▸ REQUIRED WORK:
Images must not appear in your copy; reproduce every other part of the records exactly.

▸ RECORDS:
=-=-=-=-=

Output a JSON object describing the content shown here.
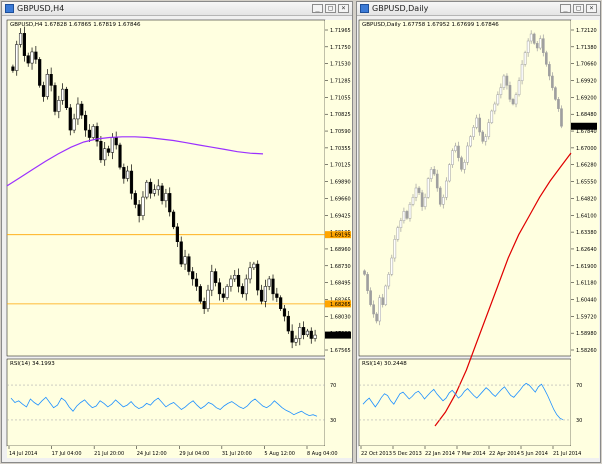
{
  "colors": {
    "chart_bg": "#ffffe0",
    "line_color": "#9f9f9f",
    "candle_color": "#000000",
    "ma_left": "#9b30ff",
    "ma_right": "#e00000",
    "level_line": "#ffa500",
    "rsi_line": "#1e90ff",
    "rsi_level": "#b0b0b0",
    "price_badge": "#000000"
  },
  "left": {
    "title": "GBPUSD,H4",
    "icon": "chart-window-icon",
    "buttons": [
      "_",
      "□",
      "×"
    ],
    "info": "GBPUSD,H4 1.67828 1.67865 1.67819 1.67846",
    "price_axis": [
      "1.71965",
      "1.71750",
      "1.71530",
      "1.71285",
      "1.71055",
      "1.70825",
      "1.70590",
      "1.70355",
      "1.70125",
      "1.69890",
      "1.69660",
      "1.69425",
      "1.69195",
      "1.68960",
      "1.68730",
      "1.68495",
      "1.68265",
      "1.68030",
      "1.67800",
      "1.67565"
    ],
    "level_labels": [
      "1.69195",
      "1.68265"
    ],
    "current_price": "1.67846",
    "rsi_label": "RSI(14) 34.1993",
    "rsi_levels": [
      "70",
      "30"
    ],
    "time_axis": [
      "14 Jul 2014",
      "17 Jul 04:00",
      "21 Jul 20:00",
      "24 Jul 12:00",
      "29 Jul 04:00",
      "31 Jul 20:00",
      "5 Aug 12:00",
      "8 Aug 04:00"
    ],
    "chart_data": {
      "type": "candlestick",
      "ylim": [
        1.67565,
        1.72079
      ],
      "levels": [
        1.69195,
        1.68265
      ],
      "ma_period": "",
      "closes": [
        1.714,
        1.7175,
        1.719,
        1.716,
        1.715,
        1.7165,
        1.7155,
        1.712,
        1.7105,
        1.7135,
        1.712,
        1.7085,
        1.71,
        1.7115,
        1.709,
        1.706,
        1.7075,
        1.7095,
        1.708,
        1.706,
        1.705,
        1.7065,
        1.7045,
        1.702,
        1.7035,
        1.703,
        1.705,
        1.704,
        1.701,
        1.6995,
        1.7005,
        1.6975,
        1.696,
        1.6945,
        1.697,
        1.699,
        1.6975,
        1.698,
        1.6985,
        1.6965,
        1.6975,
        1.695,
        1.693,
        1.691,
        1.688,
        1.689,
        1.687,
        1.686,
        1.685,
        1.683,
        1.682,
        1.6845,
        1.687,
        1.6855,
        1.684,
        1.6835,
        1.685,
        1.686,
        1.6865,
        1.685,
        1.684,
        1.686,
        1.6875,
        1.688,
        1.6845,
        1.683,
        1.685,
        1.686,
        1.684,
        1.6835,
        1.682,
        1.681,
        1.679,
        1.6775,
        1.678,
        1.6795,
        1.6785,
        1.679,
        1.678,
        1.67846
      ],
      "ma": [
        1.6985,
        1.6996,
        1.7007,
        1.7018,
        1.7028,
        1.7037,
        1.7044,
        1.7048,
        1.705,
        1.7051,
        1.7051,
        1.705,
        1.7048,
        1.7046,
        1.7043,
        1.704,
        1.7037,
        1.7034,
        1.7031,
        1.7029,
        1.7028
      ],
      "rsi": [
        55,
        50,
        52,
        48,
        45,
        54,
        50,
        47,
        52,
        56,
        50,
        44,
        47,
        55,
        52,
        45,
        40,
        46,
        50,
        53,
        48,
        44,
        46,
        52,
        49,
        45,
        48,
        53,
        49,
        45,
        47,
        51,
        46,
        43,
        45,
        49,
        47,
        52,
        55,
        50,
        45,
        48,
        50,
        46,
        42,
        45,
        49,
        52,
        47,
        43,
        46,
        50,
        48,
        44,
        42,
        46,
        49,
        51,
        48,
        45,
        43,
        46,
        51,
        54,
        50,
        46,
        44,
        47,
        52,
        48,
        44,
        41,
        39,
        36,
        38,
        40,
        37,
        35,
        36,
        34.1993
      ]
    }
  },
  "right": {
    "title": "GBPUSD,Daily",
    "icon": "chart-window-icon",
    "buttons": [
      "_",
      "□",
      "×"
    ],
    "info": "GBPUSD,Daily 1.67758 1.67952 1.67699 1.67846",
    "price_axis": [
      "1.72120",
      "1.71380",
      "1.70660",
      "1.69920",
      "1.69200",
      "1.68480",
      "1.67840",
      "1.67000",
      "1.66280",
      "1.65550",
      "1.64820",
      "1.64100",
      "1.63380",
      "1.62640",
      "1.61900",
      "1.61180",
      "1.60440",
      "1.59720",
      "1.58980",
      "1.58260"
    ],
    "current_price": "1.67846",
    "rsi_label": "RSI(14) 30.2448",
    "rsi_levels": [
      "70",
      "30"
    ],
    "time_axis": [
      "22 Oct 2013",
      "5 Dec 2013",
      "22 Jan 2014",
      "7 Mar 2014",
      "22 Apr 2014",
      "5 Jun 2014",
      "21 Jul 2014"
    ],
    "chart_data": {
      "type": "candlestick",
      "ylim": [
        1.58,
        1.724
      ],
      "ma_period": "",
      "closes": [
        1.615,
        1.608,
        1.602,
        1.598,
        1.595,
        1.605,
        1.602,
        1.61,
        1.615,
        1.622,
        1.63,
        1.635,
        1.638,
        1.642,
        1.639,
        1.645,
        1.648,
        1.652,
        1.65,
        1.644,
        1.648,
        1.656,
        1.66,
        1.658,
        1.652,
        1.645,
        1.648,
        1.655,
        1.662,
        1.668,
        1.67,
        1.665,
        1.66,
        1.663,
        1.67,
        1.674,
        1.678,
        1.682,
        1.676,
        1.672,
        1.674,
        1.68,
        1.685,
        1.688,
        1.692,
        1.695,
        1.7,
        1.696,
        1.69,
        1.688,
        1.692,
        1.698,
        1.705,
        1.71,
        1.715,
        1.718,
        1.714,
        1.712,
        1.716,
        1.71,
        1.705,
        1.7,
        1.695,
        1.69,
        1.686,
        1.67846
      ],
      "ma": [
        1.55,
        1.556,
        1.564,
        1.574,
        1.586,
        1.598,
        1.61,
        1.622,
        1.632,
        1.64,
        1.648,
        1.655,
        1.661,
        1.667
      ],
      "rsi": [
        48,
        52,
        55,
        50,
        45,
        50,
        56,
        60,
        58,
        52,
        48,
        54,
        60,
        62,
        58,
        54,
        57,
        61,
        63,
        59,
        54,
        58,
        62,
        65,
        60,
        56,
        52,
        55,
        61,
        64,
        60,
        55,
        58,
        63,
        66,
        62,
        58,
        55,
        59,
        63,
        67,
        64,
        60,
        57,
        61,
        65,
        68,
        63,
        58,
        56,
        60,
        64,
        69,
        72,
        70,
        66,
        62,
        68,
        71,
        65,
        58,
        50,
        42,
        36,
        32,
        30.2448
      ]
    }
  }
}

=-=-=-=-=

▸ REPLY:
Output a JSON object describing the content shown here.
{
  "colors": {
    "chart_bg": "#ffffe0",
    "line_color": "#9f9f9f",
    "candle_color": "#000000",
    "ma_left": "#9b30ff",
    "ma_right": "#e00000",
    "level_line": "#ffa500",
    "rsi_line": "#1e90ff",
    "rsi_level": "#b0b0b0",
    "price_badge": "#000000"
  },
  "left": {
    "title": "GBPUSD,H4",
    "icon": "chart-window-icon",
    "buttons": [
      "_",
      "□",
      "×"
    ],
    "info": "GBPUSD,H4 1.67828 1.67865 1.67819 1.67846",
    "price_axis": [
      "1.71965",
      "1.71750",
      "1.71530",
      "1.71285",
      "1.71055",
      "1.70825",
      "1.70590",
      "1.70355",
      "1.70125",
      "1.69890",
      "1.69660",
      "1.69425",
      "1.69195",
      "1.68960",
      "1.68730",
      "1.68495",
      "1.68265",
      "1.68030",
      "1.67800",
      "1.67565"
    ],
    "level_labels": [
      "1.69195",
      "1.68265"
    ],
    "current_price": "1.67846",
    "rsi_label": "RSI(14) 34.1993",
    "rsi_levels": [
      "70",
      "30"
    ],
    "time_axis": [
      "14 Jul 2014",
      "17 Jul 04:00",
      "21 Jul 20:00",
      "24 Jul 12:00",
      "29 Jul 04:00",
      "31 Jul 20:00",
      "5 Aug 12:00",
      "8 Aug 04:00"
    ],
    "chart_data": {
      "type": "candlestick",
      "ylim": [
        1.67565,
        1.72079
      ],
      "levels": [
        1.69195,
        1.68265
      ],
      "ma_period": "",
      "closes": [
        1.714,
        1.7175,
        1.719,
        1.716,
        1.715,
        1.7165,
        1.7155,
        1.712,
        1.7105,
        1.7135,
        1.712,
        1.7085,
        1.71,
        1.7115,
        1.709,
        1.706,
        1.7075,
        1.7095,
        1.708,
        1.706,
        1.705,
        1.7065,
        1.7045,
        1.702,
        1.7035,
        1.703,
        1.705,
        1.704,
        1.701,
        1.6995,
        1.7005,
        1.6975,
        1.696,
        1.6945,
        1.697,
        1.699,
        1.6975,
        1.698,
        1.6985,
        1.6965,
        1.6975,
        1.695,
        1.693,
        1.691,
        1.688,
        1.689,
        1.687,
        1.686,
        1.685,
        1.683,
        1.682,
        1.6845,
        1.687,
        1.6855,
        1.684,
        1.6835,
        1.685,
        1.686,
        1.6865,
        1.685,
        1.684,
        1.686,
        1.6875,
        1.688,
        1.6845,
        1.683,
        1.685,
        1.686,
        1.684,
        1.6835,
        1.682,
        1.681,
        1.679,
        1.6775,
        1.678,
        1.6795,
        1.6785,
        1.679,
        1.678,
        1.67846
      ],
      "ma": [
        1.6985,
        1.6996,
        1.7007,
        1.7018,
        1.7028,
        1.7037,
        1.7044,
        1.7048,
        1.705,
        1.7051,
        1.7051,
        1.705,
        1.7048,
        1.7046,
        1.7043,
        1.704,
        1.7037,
        1.7034,
        1.7031,
        1.7029,
        1.7028
      ],
      "rsi": [
        55,
        50,
        52,
        48,
        45,
        54,
        50,
        47,
        52,
        56,
        50,
        44,
        47,
        55,
        52,
        45,
        40,
        46,
        50,
        53,
        48,
        44,
        46,
        52,
        49,
        45,
        48,
        53,
        49,
        45,
        47,
        51,
        46,
        43,
        45,
        49,
        47,
        52,
        55,
        50,
        45,
        48,
        50,
        46,
        42,
        45,
        49,
        52,
        47,
        43,
        46,
        50,
        48,
        44,
        42,
        46,
        49,
        51,
        48,
        45,
        43,
        46,
        51,
        54,
        50,
        46,
        44,
        47,
        52,
        48,
        44,
        41,
        39,
        36,
        38,
        40,
        37,
        35,
        36,
        34.1993
      ]
    }
  },
  "right": {
    "title": "GBPUSD,Daily",
    "icon": "chart-window-icon",
    "buttons": [
      "_",
      "□",
      "×"
    ],
    "info": "GBPUSD,Daily 1.67758 1.67952 1.67699 1.67846",
    "price_axis": [
      "1.72120",
      "1.71380",
      "1.70660",
      "1.69920",
      "1.69200",
      "1.68480",
      "1.67840",
      "1.67000",
      "1.66280",
      "1.65550",
      "1.64820",
      "1.64100",
      "1.63380",
      "1.62640",
      "1.61900",
      "1.61180",
      "1.60440",
      "1.59720",
      "1.58980",
      "1.58260"
    ],
    "current_price": "1.67846",
    "rsi_label": "RSI(14) 30.2448",
    "rsi_levels": [
      "70",
      "30"
    ],
    "time_axis": [
      "22 Oct 2013",
      "5 Dec 2013",
      "22 Jan 2014",
      "7 Mar 2014",
      "22 Apr 2014",
      "5 Jun 2014",
      "21 Jul 2014"
    ],
    "chart_data": {
      "type": "candlestick",
      "ylim": [
        1.58,
        1.724
      ],
      "ma_period": "",
      "closes": [
        1.615,
        1.608,
        1.602,
        1.598,
        1.595,
        1.605,
        1.602,
        1.61,
        1.615,
        1.622,
        1.63,
        1.635,
        1.638,
        1.642,
        1.639,
        1.645,
        1.648,
        1.652,
        1.65,
        1.644,
        1.648,
        1.656,
        1.66,
        1.658,
        1.652,
        1.645,
        1.648,
        1.655,
        1.662,
        1.668,
        1.67,
        1.665,
        1.66,
        1.663,
        1.67,
        1.674,
        1.678,
        1.682,
        1.676,
        1.672,
        1.674,
        1.68,
        1.685,
        1.688,
        1.692,
        1.695,
        1.7,
        1.696,
        1.69,
        1.688,
        1.692,
        1.698,
        1.705,
        1.71,
        1.715,
        1.718,
        1.714,
        1.712,
        1.716,
        1.71,
        1.705,
        1.7,
        1.695,
        1.69,
        1.686,
        1.67846
      ],
      "ma": [
        1.55,
        1.556,
        1.564,
        1.574,
        1.586,
        1.598,
        1.61,
        1.622,
        1.632,
        1.64,
        1.648,
        1.655,
        1.661,
        1.667
      ],
      "rsi": [
        48,
        52,
        55,
        50,
        45,
        50,
        56,
        60,
        58,
        52,
        48,
        54,
        60,
        62,
        58,
        54,
        57,
        61,
        63,
        59,
        54,
        58,
        62,
        65,
        60,
        56,
        52,
        55,
        61,
        64,
        60,
        55,
        58,
        63,
        66,
        62,
        58,
        55,
        59,
        63,
        67,
        64,
        60,
        57,
        61,
        65,
        68,
        63,
        58,
        56,
        60,
        64,
        69,
        72,
        70,
        66,
        62,
        68,
        71,
        65,
        58,
        50,
        42,
        36,
        32,
        30.2448
      ]
    }
  }
}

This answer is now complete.